____ Data provided

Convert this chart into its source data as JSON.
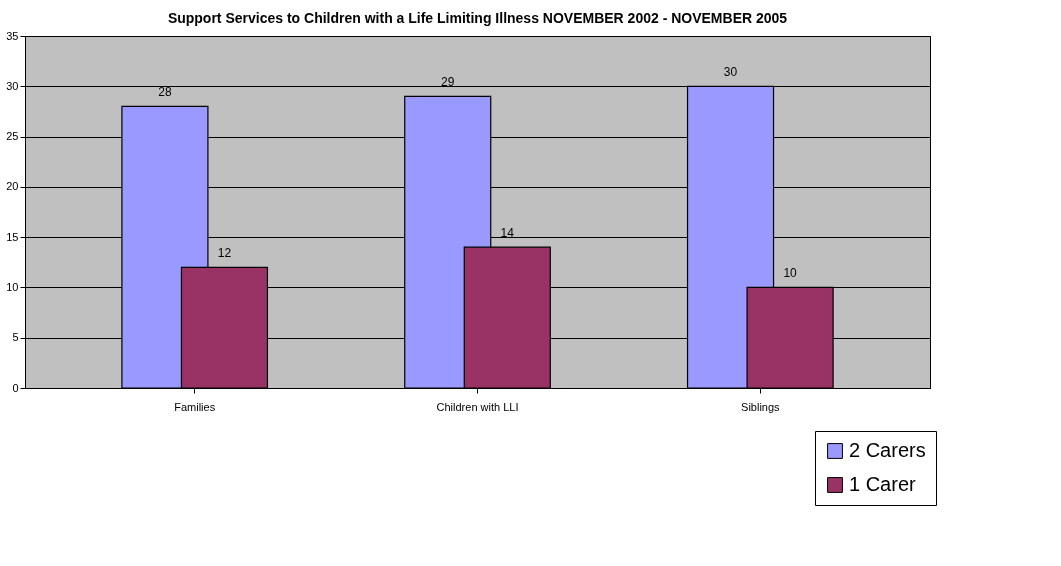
{
  "chart_data": {
    "type": "bar",
    "title": "Support Services to Children with a Life Limiting Illness  NOVEMBER 2002 - NOVEMBER 2005",
    "categories": [
      "Families",
      "Children with LLI",
      "Siblings"
    ],
    "series": [
      {
        "name": "2 Carers",
        "color": "#9999ff",
        "values": [
          28,
          29,
          30
        ]
      },
      {
        "name": "1 Carer",
        "color": "#993366",
        "values": [
          12,
          14,
          10
        ]
      }
    ],
    "ylim": [
      0,
      35
    ],
    "yticks": [
      0,
      5,
      10,
      15,
      20,
      25,
      30,
      35
    ],
    "grid": "y",
    "legend": "bottom right",
    "data_labels": true
  }
}
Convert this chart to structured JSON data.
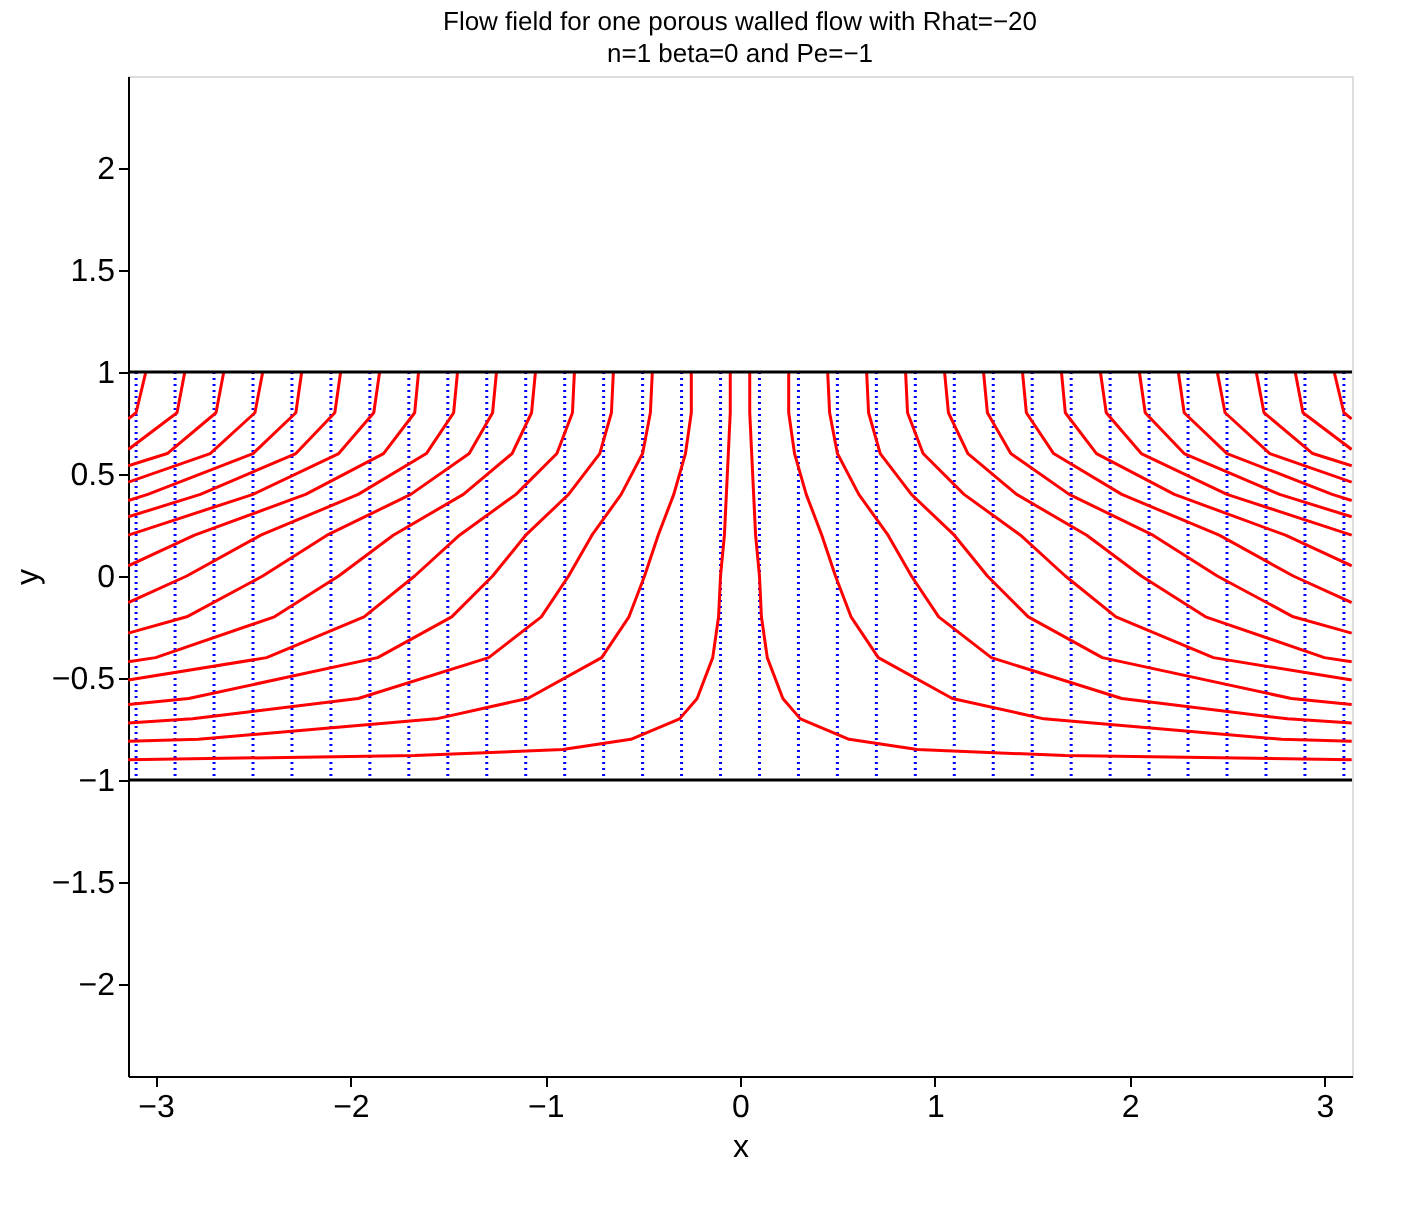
{
  "chart_data": {
    "type": "line",
    "title": "Flow field for one porous walled flow with Rhat=−20",
    "subtitle": "n=1 beta=0 and Pe=−1",
    "xlabel": "x",
    "ylabel": "y",
    "xlim": [
      -3.1416,
      3.1416
    ],
    "ylim": [
      -2.45,
      2.45
    ],
    "xticks": [
      -3,
      -2,
      -1,
      0,
      1,
      2,
      3
    ],
    "yticks": [
      -2,
      -1.5,
      -1,
      -0.5,
      0,
      0.5,
      1,
      1.5,
      2
    ],
    "series": [
      {
        "color": "#0000ff",
        "line_style": "dotted",
        "x": [
          -3.1,
          -3.1
        ],
        "values": [
          1,
          -1
        ]
      },
      {
        "color": "#0000ff",
        "line_style": "dotted",
        "x": [
          -2.9,
          -2.9
        ],
        "values": [
          1,
          -1
        ]
      },
      {
        "color": "#0000ff",
        "line_style": "dotted",
        "x": [
          -2.7,
          -2.7
        ],
        "values": [
          1,
          -1
        ]
      },
      {
        "color": "#0000ff",
        "line_style": "dotted",
        "x": [
          -2.5,
          -2.5
        ],
        "values": [
          1,
          -1
        ]
      },
      {
        "color": "#0000ff",
        "line_style": "dotted",
        "x": [
          -2.3,
          -2.3
        ],
        "values": [
          1,
          -1
        ]
      },
      {
        "color": "#0000ff",
        "line_style": "dotted",
        "x": [
          -2.1,
          -2.1
        ],
        "values": [
          1,
          -1
        ]
      },
      {
        "color": "#0000ff",
        "line_style": "dotted",
        "x": [
          -1.9,
          -1.9
        ],
        "values": [
          1,
          -1
        ]
      },
      {
        "color": "#0000ff",
        "line_style": "dotted",
        "x": [
          -1.7,
          -1.7
        ],
        "values": [
          1,
          -1
        ]
      },
      {
        "color": "#0000ff",
        "line_style": "dotted",
        "x": [
          -1.5,
          -1.5
        ],
        "values": [
          1,
          -1
        ]
      },
      {
        "color": "#0000ff",
        "line_style": "dotted",
        "x": [
          -1.3,
          -1.3
        ],
        "values": [
          1,
          -1
        ]
      },
      {
        "color": "#0000ff",
        "line_style": "dotted",
        "x": [
          -1.1,
          -1.1
        ],
        "values": [
          1,
          -1
        ]
      },
      {
        "color": "#0000ff",
        "line_style": "dotted",
        "x": [
          -0.9,
          -0.9
        ],
        "values": [
          1,
          -1
        ]
      },
      {
        "color": "#0000ff",
        "line_style": "dotted",
        "x": [
          -0.7,
          -0.7
        ],
        "values": [
          1,
          -1
        ]
      },
      {
        "color": "#0000ff",
        "line_style": "dotted",
        "x": [
          -0.5,
          -0.5
        ],
        "values": [
          1,
          -1
        ]
      },
      {
        "color": "#0000ff",
        "line_style": "dotted",
        "x": [
          -0.3,
          -0.3
        ],
        "values": [
          1,
          -1
        ]
      },
      {
        "color": "#0000ff",
        "line_style": "dotted",
        "x": [
          -0.1,
          -0.1
        ],
        "values": [
          1,
          -1
        ]
      },
      {
        "color": "#0000ff",
        "line_style": "dotted",
        "x": [
          0.1,
          0.1
        ],
        "values": [
          1,
          -1
        ]
      },
      {
        "color": "#0000ff",
        "line_style": "dotted",
        "x": [
          0.3,
          0.3
        ],
        "values": [
          1,
          -1
        ]
      },
      {
        "color": "#0000ff",
        "line_style": "dotted",
        "x": [
          0.5,
          0.5
        ],
        "values": [
          1,
          -1
        ]
      },
      {
        "color": "#0000ff",
        "line_style": "dotted",
        "x": [
          0.7,
          0.7
        ],
        "values": [
          1,
          -1
        ]
      },
      {
        "color": "#0000ff",
        "line_style": "dotted",
        "x": [
          0.9,
          0.9
        ],
        "values": [
          1,
          -1
        ]
      },
      {
        "color": "#0000ff",
        "line_style": "dotted",
        "x": [
          1.1,
          1.1
        ],
        "values": [
          1,
          -1
        ]
      },
      {
        "color": "#0000ff",
        "line_style": "dotted",
        "x": [
          1.3,
          1.3
        ],
        "values": [
          1,
          -1
        ]
      },
      {
        "color": "#0000ff",
        "line_style": "dotted",
        "x": [
          1.5,
          1.5
        ],
        "values": [
          1,
          -1
        ]
      },
      {
        "color": "#0000ff",
        "line_style": "dotted",
        "x": [
          1.7,
          1.7
        ],
        "values": [
          1,
          -1
        ]
      },
      {
        "color": "#0000ff",
        "line_style": "dotted",
        "x": [
          1.9,
          1.9
        ],
        "values": [
          1,
          -1
        ]
      },
      {
        "color": "#0000ff",
        "line_style": "dotted",
        "x": [
          2.1,
          2.1
        ],
        "values": [
          1,
          -1
        ]
      },
      {
        "color": "#0000ff",
        "line_style": "dotted",
        "x": [
          2.3,
          2.3
        ],
        "values": [
          1,
          -1
        ]
      },
      {
        "color": "#0000ff",
        "line_style": "dotted",
        "x": [
          2.5,
          2.5
        ],
        "values": [
          1,
          -1
        ]
      },
      {
        "color": "#0000ff",
        "line_style": "dotted",
        "x": [
          2.7,
          2.7
        ],
        "values": [
          1,
          -1
        ]
      },
      {
        "color": "#0000ff",
        "line_style": "dotted",
        "x": [
          2.9,
          2.9
        ],
        "values": [
          1,
          -1
        ]
      },
      {
        "color": "#0000ff",
        "line_style": "dotted",
        "x": [
          3.1,
          3.1
        ],
        "values": [
          1,
          -1
        ]
      },
      {
        "color": "#ff0000",
        "line_style": "solid",
        "x": [
          0.05,
          0.05,
          0.06,
          0.07,
          0.08,
          0.1,
          0.11,
          0.14,
          0.22,
          0.31,
          0.56,
          0.91,
          1.67,
          3.14
        ],
        "values": [
          1,
          0.8,
          0.6,
          0.4,
          0.2,
          0,
          -0.2,
          -0.4,
          -0.6,
          -0.7,
          -0.8,
          -0.85,
          -0.88,
          -0.9
        ]
      },
      {
        "color": "#ff0000",
        "line_style": "solid",
        "x": [
          0.25,
          0.25,
          0.28,
          0.34,
          0.42,
          0.49,
          0.57,
          0.71,
          1.09,
          1.56,
          2.78,
          3.14
        ],
        "values": [
          1,
          0.8,
          0.6,
          0.4,
          0.2,
          0,
          -0.2,
          -0.4,
          -0.6,
          -0.7,
          -0.8,
          -0.81
        ]
      },
      {
        "color": "#ff0000",
        "line_style": "solid",
        "x": [
          0.45,
          0.46,
          0.5,
          0.61,
          0.76,
          0.88,
          1.02,
          1.29,
          1.96,
          2.81,
          3.14
        ],
        "values": [
          1,
          0.8,
          0.6,
          0.4,
          0.2,
          0,
          -0.2,
          -0.4,
          -0.6,
          -0.7,
          -0.72
        ]
      },
      {
        "color": "#ff0000",
        "line_style": "solid",
        "x": [
          0.65,
          0.66,
          0.72,
          0.88,
          1.1,
          1.27,
          1.48,
          1.86,
          2.83,
          3.14
        ],
        "values": [
          1,
          0.8,
          0.6,
          0.4,
          0.2,
          0,
          -0.2,
          -0.4,
          -0.6,
          -0.63
        ]
      },
      {
        "color": "#ff0000",
        "line_style": "solid",
        "x": [
          0.85,
          0.86,
          0.94,
          1.15,
          1.44,
          1.67,
          1.93,
          2.43,
          3.14
        ],
        "values": [
          1,
          0.8,
          0.6,
          0.4,
          0.2,
          0,
          -0.2,
          -0.4,
          -0.51
        ]
      },
      {
        "color": "#ff0000",
        "line_style": "solid",
        "x": [
          1.05,
          1.07,
          1.17,
          1.42,
          1.78,
          2.06,
          2.39,
          3.0,
          3.14
        ],
        "values": [
          1,
          0.8,
          0.6,
          0.4,
          0.2,
          0,
          -0.2,
          -0.4,
          -0.42
        ]
      },
      {
        "color": "#ff0000",
        "line_style": "solid",
        "x": [
          1.25,
          1.27,
          1.39,
          1.69,
          2.12,
          2.45,
          2.84,
          3.14
        ],
        "values": [
          1,
          0.8,
          0.6,
          0.4,
          0.2,
          0,
          -0.2,
          -0.28
        ]
      },
      {
        "color": "#ff0000",
        "line_style": "solid",
        "x": [
          1.45,
          1.47,
          1.61,
          1.96,
          2.46,
          2.84,
          3.14
        ],
        "values": [
          1,
          0.8,
          0.6,
          0.4,
          0.2,
          0,
          -0.13
        ]
      },
      {
        "color": "#ff0000",
        "line_style": "solid",
        "x": [
          1.65,
          1.67,
          1.83,
          2.23,
          2.8,
          3.14
        ],
        "values": [
          1,
          0.8,
          0.6,
          0.4,
          0.2,
          0.05
        ]
      },
      {
        "color": "#ff0000",
        "line_style": "solid",
        "x": [
          1.85,
          1.88,
          2.06,
          2.5,
          3.14
        ],
        "values": [
          1,
          0.8,
          0.6,
          0.4,
          0.2
        ]
      },
      {
        "color": "#ff0000",
        "line_style": "solid",
        "x": [
          2.05,
          2.08,
          2.28,
          2.77,
          3.14
        ],
        "values": [
          1,
          0.8,
          0.6,
          0.4,
          0.29
        ]
      },
      {
        "color": "#ff0000",
        "line_style": "solid",
        "x": [
          2.25,
          2.28,
          2.5,
          3.04,
          3.14
        ],
        "values": [
          1,
          0.8,
          0.6,
          0.4,
          0.37
        ]
      },
      {
        "color": "#ff0000",
        "line_style": "solid",
        "x": [
          2.45,
          2.49,
          2.72,
          3.14
        ],
        "values": [
          1,
          0.8,
          0.6,
          0.46
        ]
      },
      {
        "color": "#ff0000",
        "line_style": "solid",
        "x": [
          2.65,
          2.69,
          2.94,
          3.14
        ],
        "values": [
          1,
          0.8,
          0.6,
          0.54
        ]
      },
      {
        "color": "#ff0000",
        "line_style": "solid",
        "x": [
          2.85,
          2.89,
          3.14
        ],
        "values": [
          1,
          0.8,
          0.62
        ]
      },
      {
        "color": "#ff0000",
        "line_style": "solid",
        "x": [
          3.05,
          3.1,
          3.14
        ],
        "values": [
          1,
          0.8,
          0.77
        ]
      },
      {
        "color": "#ff0000",
        "line_style": "solid",
        "x": [
          -0.05,
          -0.05,
          -0.06,
          -0.07,
          -0.08,
          -0.1,
          -0.11,
          -0.14,
          -0.22,
          -0.31,
          -0.56,
          -0.91,
          -1.67,
          -3.14
        ],
        "values": [
          1,
          0.8,
          0.6,
          0.4,
          0.2,
          0,
          -0.2,
          -0.4,
          -0.6,
          -0.7,
          -0.8,
          -0.85,
          -0.88,
          -0.9
        ]
      },
      {
        "color": "#ff0000",
        "line_style": "solid",
        "x": [
          -0.25,
          -0.25,
          -0.28,
          -0.34,
          -0.42,
          -0.49,
          -0.57,
          -0.71,
          -1.09,
          -1.56,
          -2.78,
          -3.14
        ],
        "values": [
          1,
          0.8,
          0.6,
          0.4,
          0.2,
          0,
          -0.2,
          -0.4,
          -0.6,
          -0.7,
          -0.8,
          -0.81
        ]
      },
      {
        "color": "#ff0000",
        "line_style": "solid",
        "x": [
          -0.45,
          -0.46,
          -0.5,
          -0.61,
          -0.76,
          -0.88,
          -1.02,
          -1.29,
          -1.96,
          -2.81,
          -3.14
        ],
        "values": [
          1,
          0.8,
          0.6,
          0.4,
          0.2,
          0,
          -0.2,
          -0.4,
          -0.6,
          -0.7,
          -0.72
        ]
      },
      {
        "color": "#ff0000",
        "line_style": "solid",
        "x": [
          -0.65,
          -0.66,
          -0.72,
          -0.88,
          -1.1,
          -1.27,
          -1.48,
          -1.86,
          -2.83,
          -3.14
        ],
        "values": [
          1,
          0.8,
          0.6,
          0.4,
          0.2,
          0,
          -0.2,
          -0.4,
          -0.6,
          -0.63
        ]
      },
      {
        "color": "#ff0000",
        "line_style": "solid",
        "x": [
          -0.85,
          -0.86,
          -0.94,
          -1.15,
          -1.44,
          -1.67,
          -1.93,
          -2.43,
          -3.14
        ],
        "values": [
          1,
          0.8,
          0.6,
          0.4,
          0.2,
          0,
          -0.2,
          -0.4,
          -0.51
        ]
      },
      {
        "color": "#ff0000",
        "line_style": "solid",
        "x": [
          -1.05,
          -1.07,
          -1.17,
          -1.42,
          -1.78,
          -2.06,
          -2.39,
          -3.0,
          -3.14
        ],
        "values": [
          1,
          0.8,
          0.6,
          0.4,
          0.2,
          0,
          -0.2,
          -0.4,
          -0.42
        ]
      },
      {
        "color": "#ff0000",
        "line_style": "solid",
        "x": [
          -1.25,
          -1.27,
          -1.39,
          -1.69,
          -2.12,
          -2.45,
          -2.84,
          -3.14
        ],
        "values": [
          1,
          0.8,
          0.6,
          0.4,
          0.2,
          0,
          -0.2,
          -0.28
        ]
      },
      {
        "color": "#ff0000",
        "line_style": "solid",
        "x": [
          -1.45,
          -1.47,
          -1.61,
          -1.96,
          -2.46,
          -2.84,
          -3.14
        ],
        "values": [
          1,
          0.8,
          0.6,
          0.4,
          0.2,
          0,
          -0.13
        ]
      },
      {
        "color": "#ff0000",
        "line_style": "solid",
        "x": [
          -1.65,
          -1.67,
          -1.83,
          -2.23,
          -2.8,
          -3.14
        ],
        "values": [
          1,
          0.8,
          0.6,
          0.4,
          0.2,
          0.05
        ]
      },
      {
        "color": "#ff0000",
        "line_style": "solid",
        "x": [
          -1.85,
          -1.88,
          -2.06,
          -2.5,
          -3.14
        ],
        "values": [
          1,
          0.8,
          0.6,
          0.4,
          0.2
        ]
      },
      {
        "color": "#ff0000",
        "line_style": "solid",
        "x": [
          -2.05,
          -2.08,
          -2.28,
          -2.77,
          -3.14
        ],
        "values": [
          1,
          0.8,
          0.6,
          0.4,
          0.29
        ]
      },
      {
        "color": "#ff0000",
        "line_style": "solid",
        "x": [
          -2.25,
          -2.28,
          -2.5,
          -3.04,
          -3.14
        ],
        "values": [
          1,
          0.8,
          0.6,
          0.4,
          0.37
        ]
      },
      {
        "color": "#ff0000",
        "line_style": "solid",
        "x": [
          -2.45,
          -2.49,
          -2.72,
          -3.14
        ],
        "values": [
          1,
          0.8,
          0.6,
          0.46
        ]
      },
      {
        "color": "#ff0000",
        "line_style": "solid",
        "x": [
          -2.65,
          -2.69,
          -2.94,
          -3.14
        ],
        "values": [
          1,
          0.8,
          0.6,
          0.54
        ]
      },
      {
        "color": "#ff0000",
        "line_style": "solid",
        "x": [
          -2.85,
          -2.89,
          -3.14
        ],
        "values": [
          1,
          0.8,
          0.62
        ]
      },
      {
        "color": "#ff0000",
        "line_style": "solid",
        "x": [
          -3.05,
          -3.1,
          -3.14
        ],
        "values": [
          1,
          0.8,
          0.77
        ]
      },
      {
        "color": "#000000",
        "line_style": "solid",
        "x": [
          -3.1416,
          3.1416
        ],
        "values": [
          1,
          1
        ]
      },
      {
        "color": "#000000",
        "line_style": "solid",
        "x": [
          -3.1416,
          3.1416
        ],
        "values": [
          -1,
          -1
        ]
      }
    ]
  }
}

________

#### Task details:
Report all lines of the data that include the word "with".

#### Solution to the exercise:
    "title": "Support Services to Children with a Life Limiting Illness  NOVEMBER 2002 - NOVEMBER 2005",
      "Children with LLI",
    "title": "Flow field for one porous walled flow with Rhat=−20",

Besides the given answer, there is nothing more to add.